Repeat the entire listing exactly as written.
## Begin
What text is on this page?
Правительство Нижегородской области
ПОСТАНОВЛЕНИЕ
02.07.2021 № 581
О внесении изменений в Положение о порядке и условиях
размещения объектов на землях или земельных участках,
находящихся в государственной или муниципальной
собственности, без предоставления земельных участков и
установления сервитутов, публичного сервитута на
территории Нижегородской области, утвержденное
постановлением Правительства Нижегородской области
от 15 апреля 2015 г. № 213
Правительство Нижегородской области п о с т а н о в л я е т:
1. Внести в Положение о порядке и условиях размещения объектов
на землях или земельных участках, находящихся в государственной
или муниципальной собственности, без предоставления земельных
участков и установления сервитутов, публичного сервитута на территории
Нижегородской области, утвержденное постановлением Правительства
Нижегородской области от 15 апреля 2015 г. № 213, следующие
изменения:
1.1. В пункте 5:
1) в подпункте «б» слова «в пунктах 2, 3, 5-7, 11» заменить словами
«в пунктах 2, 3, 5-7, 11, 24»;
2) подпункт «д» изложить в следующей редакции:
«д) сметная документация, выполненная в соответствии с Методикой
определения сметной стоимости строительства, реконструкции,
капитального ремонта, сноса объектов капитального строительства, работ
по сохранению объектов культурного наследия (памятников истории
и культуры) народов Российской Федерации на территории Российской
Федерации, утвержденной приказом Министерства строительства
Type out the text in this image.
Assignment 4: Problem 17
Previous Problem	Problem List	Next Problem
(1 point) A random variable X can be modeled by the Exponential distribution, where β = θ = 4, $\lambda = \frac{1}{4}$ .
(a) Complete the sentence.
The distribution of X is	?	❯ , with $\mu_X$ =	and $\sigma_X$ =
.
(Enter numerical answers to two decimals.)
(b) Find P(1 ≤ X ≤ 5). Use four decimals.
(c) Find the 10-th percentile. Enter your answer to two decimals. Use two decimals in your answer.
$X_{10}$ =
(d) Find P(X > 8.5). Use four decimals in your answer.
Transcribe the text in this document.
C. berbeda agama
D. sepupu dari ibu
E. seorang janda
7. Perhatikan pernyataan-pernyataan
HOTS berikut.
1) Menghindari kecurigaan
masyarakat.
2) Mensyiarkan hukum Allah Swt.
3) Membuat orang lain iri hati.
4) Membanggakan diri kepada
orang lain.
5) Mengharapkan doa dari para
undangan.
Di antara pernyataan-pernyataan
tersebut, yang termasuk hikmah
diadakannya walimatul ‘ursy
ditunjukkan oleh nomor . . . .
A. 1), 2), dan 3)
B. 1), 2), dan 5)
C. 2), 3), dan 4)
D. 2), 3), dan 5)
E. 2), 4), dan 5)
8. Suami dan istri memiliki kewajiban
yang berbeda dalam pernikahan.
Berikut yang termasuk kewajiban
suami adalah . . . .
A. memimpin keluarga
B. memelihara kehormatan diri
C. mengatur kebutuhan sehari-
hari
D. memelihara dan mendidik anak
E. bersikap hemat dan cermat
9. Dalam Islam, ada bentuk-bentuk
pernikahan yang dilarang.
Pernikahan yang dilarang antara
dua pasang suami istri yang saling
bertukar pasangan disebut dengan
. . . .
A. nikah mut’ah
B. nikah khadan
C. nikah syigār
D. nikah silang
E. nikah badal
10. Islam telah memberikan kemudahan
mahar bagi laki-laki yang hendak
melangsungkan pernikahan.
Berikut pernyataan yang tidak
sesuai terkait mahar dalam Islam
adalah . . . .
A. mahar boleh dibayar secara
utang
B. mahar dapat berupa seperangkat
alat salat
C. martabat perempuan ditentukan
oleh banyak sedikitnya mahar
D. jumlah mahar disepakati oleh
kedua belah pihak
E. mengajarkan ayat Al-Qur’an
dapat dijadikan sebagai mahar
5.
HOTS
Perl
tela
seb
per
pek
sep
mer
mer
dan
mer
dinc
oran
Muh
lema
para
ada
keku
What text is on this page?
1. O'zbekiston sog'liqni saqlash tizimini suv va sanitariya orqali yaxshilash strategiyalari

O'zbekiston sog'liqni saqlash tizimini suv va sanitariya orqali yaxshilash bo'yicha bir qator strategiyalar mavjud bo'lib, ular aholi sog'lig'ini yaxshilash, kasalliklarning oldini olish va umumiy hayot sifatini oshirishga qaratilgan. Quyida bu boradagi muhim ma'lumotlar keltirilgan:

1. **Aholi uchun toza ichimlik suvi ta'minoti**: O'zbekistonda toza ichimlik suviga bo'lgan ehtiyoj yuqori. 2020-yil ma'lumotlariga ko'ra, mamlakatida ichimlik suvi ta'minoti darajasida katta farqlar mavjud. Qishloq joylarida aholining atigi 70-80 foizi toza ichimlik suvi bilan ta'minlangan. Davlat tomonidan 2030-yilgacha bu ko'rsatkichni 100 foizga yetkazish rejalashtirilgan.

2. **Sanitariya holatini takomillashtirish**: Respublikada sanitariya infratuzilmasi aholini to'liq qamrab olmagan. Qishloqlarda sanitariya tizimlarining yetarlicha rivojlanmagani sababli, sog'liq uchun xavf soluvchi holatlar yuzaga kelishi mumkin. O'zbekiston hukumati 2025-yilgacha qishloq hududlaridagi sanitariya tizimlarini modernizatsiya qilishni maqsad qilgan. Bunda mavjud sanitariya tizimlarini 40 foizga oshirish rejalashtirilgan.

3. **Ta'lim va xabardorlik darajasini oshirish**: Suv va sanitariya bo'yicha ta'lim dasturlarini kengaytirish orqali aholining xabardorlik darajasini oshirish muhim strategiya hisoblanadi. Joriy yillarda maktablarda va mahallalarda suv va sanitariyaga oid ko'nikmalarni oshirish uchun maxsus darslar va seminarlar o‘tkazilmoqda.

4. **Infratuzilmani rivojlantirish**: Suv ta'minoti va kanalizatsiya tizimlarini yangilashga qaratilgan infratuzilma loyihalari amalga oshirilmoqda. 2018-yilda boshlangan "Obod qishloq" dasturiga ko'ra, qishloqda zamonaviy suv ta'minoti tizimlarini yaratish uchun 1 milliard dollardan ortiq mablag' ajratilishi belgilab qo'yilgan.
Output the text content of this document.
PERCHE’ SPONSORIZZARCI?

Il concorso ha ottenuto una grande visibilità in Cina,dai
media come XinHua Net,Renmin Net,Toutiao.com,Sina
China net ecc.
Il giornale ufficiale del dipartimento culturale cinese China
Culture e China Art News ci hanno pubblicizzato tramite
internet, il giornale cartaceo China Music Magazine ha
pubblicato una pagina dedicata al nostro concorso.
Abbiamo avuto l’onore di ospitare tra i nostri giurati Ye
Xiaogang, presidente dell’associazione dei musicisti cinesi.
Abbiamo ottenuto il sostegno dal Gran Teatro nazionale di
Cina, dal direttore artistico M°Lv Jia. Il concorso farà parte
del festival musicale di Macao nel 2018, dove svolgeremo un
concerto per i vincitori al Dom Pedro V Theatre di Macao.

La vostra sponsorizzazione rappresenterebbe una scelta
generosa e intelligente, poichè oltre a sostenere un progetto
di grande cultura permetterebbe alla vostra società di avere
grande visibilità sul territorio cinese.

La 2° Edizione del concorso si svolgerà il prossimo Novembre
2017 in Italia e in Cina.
## End
Correct output:
What text is on this page?
Правительство Нижегородской области
ПОСТАНОВЛЕНИЕ
02.07.2021 № 581
О внесении изменений в Положение о порядке и условиях
размещения объектов на землях или земельных участках,
находящихся в государственной или муниципальной
собственности, без предоставления земельных участков и
установления сервитутов, публичного сервитута на
территории Нижегородской области, утвержденное
постановлением Правительства Нижегородской области
от 15 апреля 2015 г. № 213
Правительство Нижегородской области п о с т а н о в л я е т:
1. Внести в Положение о порядке и условиях размещения объектов
на землях или земельных участках, находящихся в государственной
или муниципальной собственности, без предоставления земельных
участков и установления сервитутов, публичного сервитута на территории
Нижегородской области, утвержденное постановлением Правительства
Нижегородской области от 15 апреля 2015 г. № 213, следующие
изменения:
1.1. В пункте 5:
1) в подпункте «б» слова «в пунктах 2, 3, 5-7, 11» заменить словами
«в пунктах 2, 3, 5-7, 11, 24»;
2) подпункт «д» изложить в следующей редакции:
«д) сметная документация, выполненная в соответствии с Методикой
определения сметной стоимости строительства, реконструкции,
капитального ремонта, сноса объектов капитального строительства, работ
по сохранению объектов культурного наследия (памятников истории
и культуры) народов Российской Федерации на территории Российской
Федерации, утвержденной приказом Министерства строительства
Type out the text in this image.
Assignment 4: Problem 17
Previous Problem	Problem List	Next Problem
(1 point) A random variable X can be modeled by the Exponential distribution, where β = θ = 4, $\lambda = \frac{1}{4}$ .
(a) Complete the sentence.
The distribution of X is	?	❯ , with $\mu_X$ =	and $\sigma_X$ =
.
(Enter numerical answers to two decimals.)
(b) Find P(1 ≤ X ≤ 5). Use four decimals.
(c) Find the 10-th percentile. Enter your answer to two decimals. Use two decimals in your answer.
$X_{10}$ =
(d) Find P(X > 8.5). Use four decimals in your answer.
Transcribe the text in this document.
C. berbeda agama
D. sepupu dari ibu
E. seorang janda
7. Perhatikan pernyataan-pernyataan
HOTS berikut.
1) Menghindari kecurigaan
masyarakat.
2) Mensyiarkan hukum Allah Swt.
3) Membuat orang lain iri hati.
4) Membanggakan diri kepada
orang lain.
5) Mengharapkan doa dari para
undangan.
Di antara pernyataan-pernyataan
tersebut, yang termasuk hikmah
diadakannya walimatul ‘ursy
ditunjukkan oleh nomor . . . .
A. 1), 2), dan 3)
B. 1), 2), dan 5)
C. 2), 3), dan 4)
D. 2), 3), dan 5)
E. 2), 4), dan 5)
8. Suami dan istri memiliki kewajiban
yang berbeda dalam pernikahan.
Berikut yang termasuk kewajiban
suami adalah . . . .
A. memimpin keluarga
B. memelihara kehormatan diri
C. mengatur kebutuhan sehari-
hari
D. memelihara dan mendidik anak
E. bersikap hemat dan cermat
9. Dalam Islam, ada bentuk-bentuk
pernikahan yang dilarang.
Pernikahan yang dilarang antara
dua pasang suami istri yang saling
bertukar pasangan disebut dengan
. . . .
A. nikah mut’ah
B. nikah khadan
C. nikah syigār
D. nikah silang
E. nikah badal
10. Islam telah memberikan kemudahan
mahar bagi laki-laki yang hendak
melangsungkan pernikahan.
Berikut pernyataan yang tidak
sesuai terkait mahar dalam Islam
adalah . . . .
A. mahar boleh dibayar secara
utang
B. mahar dapat berupa seperangkat
alat salat
C. martabat perempuan ditentukan
oleh banyak sedikitnya mahar
D. jumlah mahar disepakati oleh
kedua belah pihak
E. mengajarkan ayat Al-Qur’an
dapat dijadikan sebagai mahar
5.
HOTS
Perl
tela
seb
per
pek
sep
mer
mer
dan
mer
dinc
oran
Muh
lema
para
ada
keku
What text is on this page?
1. O'zbekiston sog'liqni saqlash tizimini suv va sanitariya orqali yaxshilash strategiyalari

O'zbekiston sog'liqni saqlash tizimini suv va sanitariya orqali yaxshilash bo'yicha bir qator strategiyalar mavjud bo'lib, ular aholi sog'lig'ini yaxshilash, kasalliklarning oldini olish va umumiy hayot sifatini oshirishga qaratilgan. Quyida bu boradagi muhim ma'lumotlar keltirilgan:

1. **Aholi uchun toza ichimlik suvi ta'minoti**: O'zbekistonda toza ichimlik suviga bo'lgan ehtiyoj yuqori. 2020-yil ma'lumotlariga ko'ra, mamlakatida ichimlik suvi ta'minoti darajasida katta farqlar mavjud. Qishloq joylarida aholining atigi 70-80 foizi toza ichimlik suvi bilan ta'minlangan. Davlat tomonidan 2030-yilgacha bu ko'rsatkichni 100 foizga yetkazish rejalashtirilgan.

2. **Sanitariya holatini takomillashtirish**: Respublikada sanitariya infratuzilmasi aholini to'liq qamrab olmagan. Qishloqlarda sanitariya tizimlarining yetarlicha rivojlanmagani sababli, sog'liq uchun xavf soluvchi holatlar yuzaga kelishi mumkin. O'zbekiston hukumati 2025-yilgacha qishloq hududlaridagi sanitariya tizimlarini modernizatsiya qilishni maqsad qilgan. Bunda mavjud sanitariya tizimlarini 40 foizga oshirish rejalashtirilgan.

3. **Ta'lim va xabardorlik darajasini oshirish**: Suv va sanitariya bo'yicha ta'lim dasturlarini kengaytirish orqali aholining xabardorlik darajasini oshirish muhim strategiya hisoblanadi. Joriy yillarda maktablarda va mahallalarda suv va sanitariyaga oid ko'nikmalarni oshirish uchun maxsus darslar va seminarlar o‘tkazilmoqda.

4. **Infratuzilmani rivojlantirish**: Suv ta'minoti va kanalizatsiya tizimlarini yangilashga qaratilgan infratuzilma loyihalari amalga oshirilmoqda. 2018-yilda boshlangan "Obod qishloq" dasturiga ko'ra, qishloqda zamonaviy suv ta'minoti tizimlarini yaratish uchun 1 milliard dollardan ortiq mablag' ajratilishi belgilab qo'yilgan.
Output the text content of this document.
PERCHE’ SPONSORIZZARCI?

Il concorso ha ottenuto una grande visibilità in Cina,dai
media come XinHua Net,Renmin Net,Toutiao.com,Sina
China net ecc.
Il giornale ufficiale del dipartimento culturale cinese China
Culture e China Art News ci hanno pubblicizzato tramite
internet, il giornale cartaceo China Music Magazine ha
pubblicato una pagina dedicata al nostro concorso.
Abbiamo avuto l’onore di ospitare tra i nostri giurati Ye
Xiaogang, presidente dell’associazione dei musicisti cinesi.
Abbiamo ottenuto il sostegno dal Gran Teatro nazionale di
Cina, dal direttore artistico M°Lv Jia. Il concorso farà parte
del festival musicale di Macao nel 2018, dove svolgeremo un
concerto per i vincitori al Dom Pedro V Theatre di Macao.

La vostra sponsorizzazione rappresenterebbe una scelta
generosa e intelligente, poichè oltre a sostenere un progetto
di grande cultura permetterebbe alla vostra società di avere
grande visibilità sul territorio cinese.

La 2° Edizione del concorso si svolgerà il prossimo Novembre
2017 in Italia e in Cina.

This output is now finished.